■ **Given exercise**
Extract all records. Keep each one exact.

(Recorded data)
__________

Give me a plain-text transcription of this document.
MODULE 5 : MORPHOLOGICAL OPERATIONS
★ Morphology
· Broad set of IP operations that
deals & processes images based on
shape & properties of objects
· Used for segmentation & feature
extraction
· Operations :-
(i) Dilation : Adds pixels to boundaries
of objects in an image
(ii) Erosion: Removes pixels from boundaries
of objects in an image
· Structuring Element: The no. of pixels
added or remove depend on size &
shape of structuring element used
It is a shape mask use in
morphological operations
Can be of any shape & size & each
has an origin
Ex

__________

■ **The completed task**
Give me a plain-text transcription of this document.
MODULE 5 : MORPHOLOGICAL OPERATIONS
★ Morphology
· Broad set of IP operations that
deals & processes images based on
shape & properties of objects
· Used for segmentation & feature
extraction
· Operations :-
(i) Dilation : Adds pixels to boundaries
of objects in an image
(ii) Erosion: Removes pixels from boundaries
of objects in an image
· Structuring Element: The no. of pixels
added or remove depend on size &
shape of structuring element used
It is a shape mask use in
morphological operations
Can be of any shape & size & each
has an origin
Ex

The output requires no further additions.